● Task to complete
Set down every entry again word for word, please, but skip the pictures.

● Given entries
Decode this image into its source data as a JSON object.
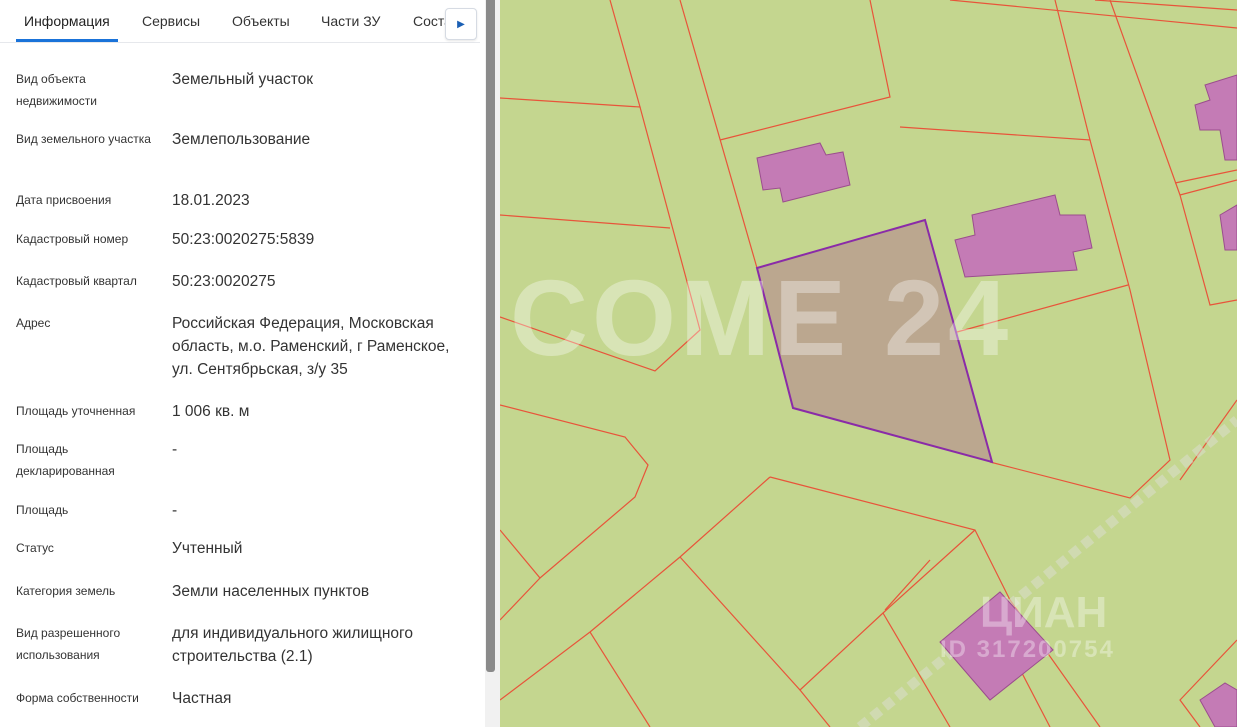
{
  "tabs": [
    {
      "label": "Информация",
      "active": true
    },
    {
      "label": "Сервисы"
    },
    {
      "label": "Объекты"
    },
    {
      "label": "Части ЗУ"
    },
    {
      "label": "Состав"
    }
  ],
  "tab_next_icon": "triangle-right-icon",
  "fields": [
    {
      "label": "Вид объекта недвижимости",
      "value": "Земельный участок"
    },
    {
      "label": "Вид земельного участка",
      "value": "Землепользование"
    },
    {
      "label": "Дата присвоения",
      "value": "18.01.2023"
    },
    {
      "label": "Кадастровый номер",
      "value": "50:23:0020275:5839"
    },
    {
      "label": "Кадастровый квартал",
      "value": "50:23:0020275"
    },
    {
      "label": "Адрес",
      "value": "Российская Федерация, Московская область, м.о. Раменский, г Раменское, ул. Сентябрьская, з/у 35"
    },
    {
      "label": "Площадь уточненная",
      "value": "1 006 кв. м"
    },
    {
      "label": "Площадь декларированная",
      "value": "-"
    },
    {
      "label": "Площадь",
      "value": "-"
    },
    {
      "label": "Статус",
      "value": "Учтенный"
    },
    {
      "label": "Категория земель",
      "value": "Земли населенных пунктов"
    },
    {
      "label": "Вид разрешенного использования",
      "value": "для индивидуального жилищного строительства (2.1)"
    },
    {
      "label": "Форма собственности",
      "value": "Частная"
    }
  ],
  "map": {
    "watermark_1": "COME 24",
    "watermark_2": "ЦИАН",
    "watermark_3": "ID 317200754",
    "colors": {
      "land": "#c4d68f",
      "boundary": "#e8543a",
      "building": "#c47bb5",
      "selected_fill": "#bba78f",
      "selected_stroke": "#8a2ba8"
    }
  }
}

● Result
Decode this image into its source data as a JSON object.
{
  "tabs": [
    {
      "label": "Информация",
      "active": true
    },
    {
      "label": "Сервисы"
    },
    {
      "label": "Объекты"
    },
    {
      "label": "Части ЗУ"
    },
    {
      "label": "Состав"
    }
  ],
  "tab_next_icon": "triangle-right-icon",
  "fields": [
    {
      "label": "Вид объекта недвижимости",
      "value": "Земельный участок"
    },
    {
      "label": "Вид земельного участка",
      "value": "Землепользование"
    },
    {
      "label": "Дата присвоения",
      "value": "18.01.2023"
    },
    {
      "label": "Кадастровый номер",
      "value": "50:23:0020275:5839"
    },
    {
      "label": "Кадастровый квартал",
      "value": "50:23:0020275"
    },
    {
      "label": "Адрес",
      "value": "Российская Федерация, Московская область, м.о. Раменский, г Раменское, ул. Сентябрьская, з/у 35"
    },
    {
      "label": "Площадь уточненная",
      "value": "1 006 кв. м"
    },
    {
      "label": "Площадь декларированная",
      "value": "-"
    },
    {
      "label": "Площадь",
      "value": "-"
    },
    {
      "label": "Статус",
      "value": "Учтенный"
    },
    {
      "label": "Категория земель",
      "value": "Земли населенных пунктов"
    },
    {
      "label": "Вид разрешенного использования",
      "value": "для индивидуального жилищного строительства (2.1)"
    },
    {
      "label": "Форма собственности",
      "value": "Частная"
    }
  ],
  "map": {
    "watermark_1": "COME 24",
    "watermark_2": "ЦИАН",
    "watermark_3": "ID 317200754",
    "colors": {
      "land": "#c4d68f",
      "boundary": "#e8543a",
      "building": "#c47bb5",
      "selected_fill": "#bba78f",
      "selected_stroke": "#8a2ba8"
    }
  }
}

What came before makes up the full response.